INPUT MATERIAL »
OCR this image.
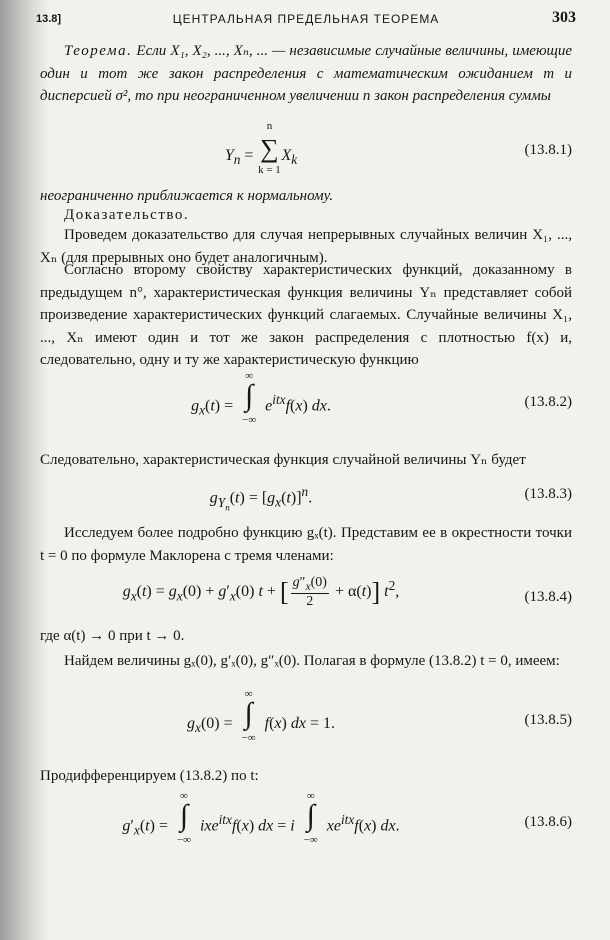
13.8]	ЦЕНТРАЛЬНАЯ ПРЕДЕЛЬНАЯ ТЕОРЕМА	303

Теорема. Если X₁, X₂, ..., Xₙ, ... — независимые случайные величины, имеющие один и тот же закон распределения с математическим ожиданием m и дисперсией σ², то при неограниченном увеличении n закон распределения суммы

$Y_n$ =
n
∑
k = 1
$X_k$
(13.8.1)

неограниченно приближается к нормальному.

Доказательство.

Проведем доказательство для случая непрерывных случайных величин X₁, ..., Xₙ (для прерывных оно будет аналогичным).

Согласно второму свойству характеристических функций, доказанному в предыдущем n°, характеристическая функция величины Yₙ представляет собой произведение характеристических функций слагаемых. Случайные величины X₁, ..., Xₙ имеют один и тот же закон распределения с плотностью f(x) и, следовательно, одну и ту же характеристическую функцию

$g_x(t)$ =
∞
∫
−∞
$e^{itx}f(x)$ dx.	(13.8.2)

Следовательно, характеристическая функция случайной величины Yₙ будет

$g_{Y_n}(t) = [g_x(t)]^n$.	(13.8.3)

Исследуем более подробно функцию gₓ(t). Представим ее в окрестности точки t = 0 по формуле Маклорена с тремя членами:

$g_x(t) = g_x(0) + g'_x(0) t$ + [ $\frac{g''_x(0)}{2} + \alpha(t)$] $t^2$,	(13.8.4)

где α(t) → 0 при t → 0.

Найдем величины gₓ(0), g′ₓ(0), g″ₓ(0). Полагая в формуле (13.8.2) t = 0, имеем:

$g_x(0)$ =
∞
∫
−∞
f(x) dx = 1.	(13.8.5)

Продифференцируем (13.8.2) по t:

$g'_x(t)$ =
∞
∫
−∞
ixe$^{itx}$f(x) dx = i
∞
∫
−∞
$xe^{itx}f(x)$ dx.	(13.8.6)
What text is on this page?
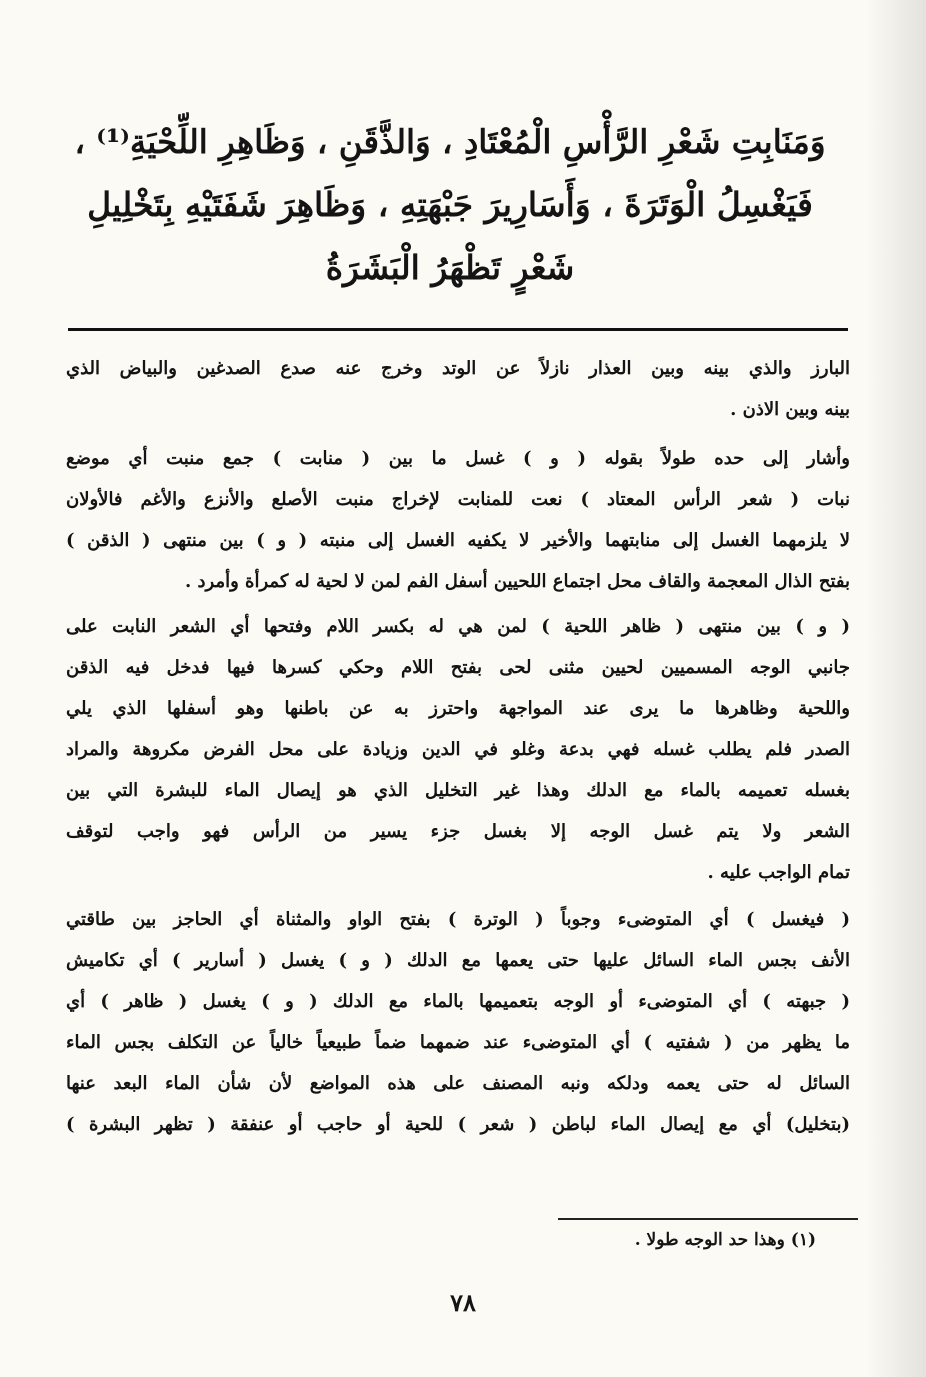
وَمَنَابِتِ شَعْرِ الرَّأْسِ الْمُعْتَادِ ، وَالذَّقَنِ ، وَظَاهِرِ اللِّحْيَةِ⁽¹⁾ ،
فَيَغْسِلُ الْوَتَرَةَ ، وَأَسَارِيرَ جَبْهَتِهِ ، وَظَاهِرَ شَفَتَيْهِ بِتَخْلِيلِ
شَعْرٍ تَظْهَرُ الْبَشَرَةُ
البارز والذي بينه وبين العذار نازلاً عن الوتد وخرج عنه صدع الصدغين والبياض الذي
بينه وبين الاذن .
وأشار إلى حده طولاً بقوله ( و ) غسل ما بين ( منابت ) جمع منبت أي موضع
نبات ( شعر الرأس المعتاد ) نعت للمنابت لإخراج منبت الأصلع والأنزع والأغم فالأولان
لا يلزمهما الغسل إلى منابتهما والأخير لا يكفيه الغسل إلى منبته ( و ) بين منتهى ( الذقن )
بفتح الذال المعجمة والقاف محل اجتماع اللحيين أسفل الفم لمن لا لحية له كمرأة وأمرد .
( و ) بين منتهى ( ظاهر اللحية ) لمن هي له بكسر اللام وفتحها أي الشعر النابت على
جانبي الوجه المسميين لحيين مثنى لحى بفتح اللام وحكي كسرها فيها فدخل فيه الذقن
واللحية وظاهرها ما يرى عند المواجهة واحترز به عن باطنها وهو أسفلها الذي يلي
الصدر فلم يطلب غسله فهي بدعة وغلو في الدين وزيادة على محل الفرض مكروهة والمراد
بغسله تعميمه بالماء مع الدلك وهذا غير التخليل الذي هو إيصال الماء للبشرة التي بين
الشعر ولا يتم غسل الوجه إلا بغسل جزء يسير من الرأس فهو واجب لتوقف
تمام الواجب عليه .
( فيغسل ) أي المتوضىء وجوباً ( الوترة ) بفتح الواو والمثناة أي الحاجز بين طاقتي
الأنف بجس الماء السائل عليها حتى يعمها مع الدلك ( و ) يغسل ( أسارير ) أي تكاميش
( جبهته ) أي المتوضىء أو الوجه بتعميمها بالماء مع الدلك ( و ) يغسل ( ظاهر ) أي
ما يظهر من ( شفتيه ) أي المتوضىء عند ضمهما ضماً طبيعياً خالياً عن التكلف بجس الماء
السائل له حتى يعمه ودلكه ونبه المصنف على هذه المواضع لأن شأن الماء البعد عنها
(بتخليل) أي مع إيصال الماء لباطن ( شعر ) للحية أو حاجب أو عنفقة ( تظهر البشرة )
(١) وهذا حد الوجه طولا .
٧٨
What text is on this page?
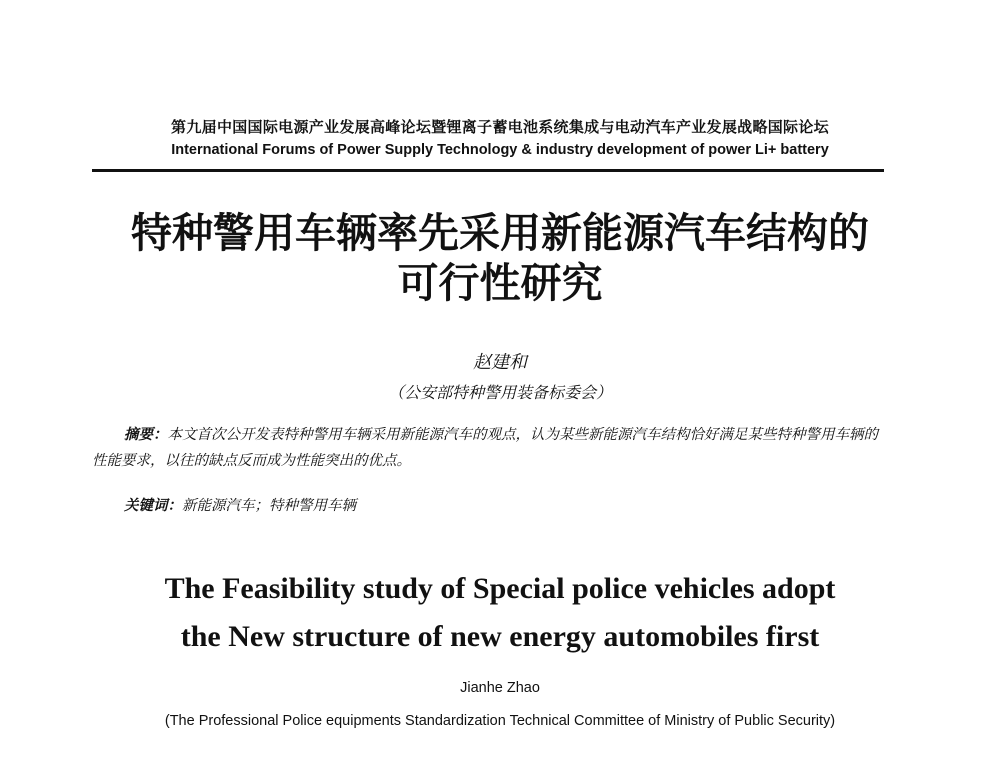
第九届中国国际电源产业发展高峰论坛暨锂离子蓄电池系统集成与电动汽车产业发展战略国际论坛
International Forums of Power Supply Technology & industry development of power Li+ battery
特种警用车辆率先采用新能源汽车结构的
可行性研究
赵建和
（公安部特种警用装备标委会）
摘要：本文首次公开发表特种警用车辆采用新能源汽车的观点，认为某些新能源汽车结构恰好满足某些特种警用车辆的性能要求，以往的缺点反而成为性能突出的优点。
关键词：新能源汽车；特种警用车辆
The Feasibility study of Special police vehicles adopt
the New structure of new energy automobiles first
Jianhe Zhao
(The Professional Police equipments Standardization Technical Committee of Ministry of Public Security)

REQUIREMENTS » In the records above, find each line with the word "وهذا" and copy it.

SOLVED EXERCISE »
بغسله تعميمه بالماء مع الدلك وهذا غير التخليل الذي هو إيصال الماء للبشرة التي بين
(١) وهذا حد الوجه طولا .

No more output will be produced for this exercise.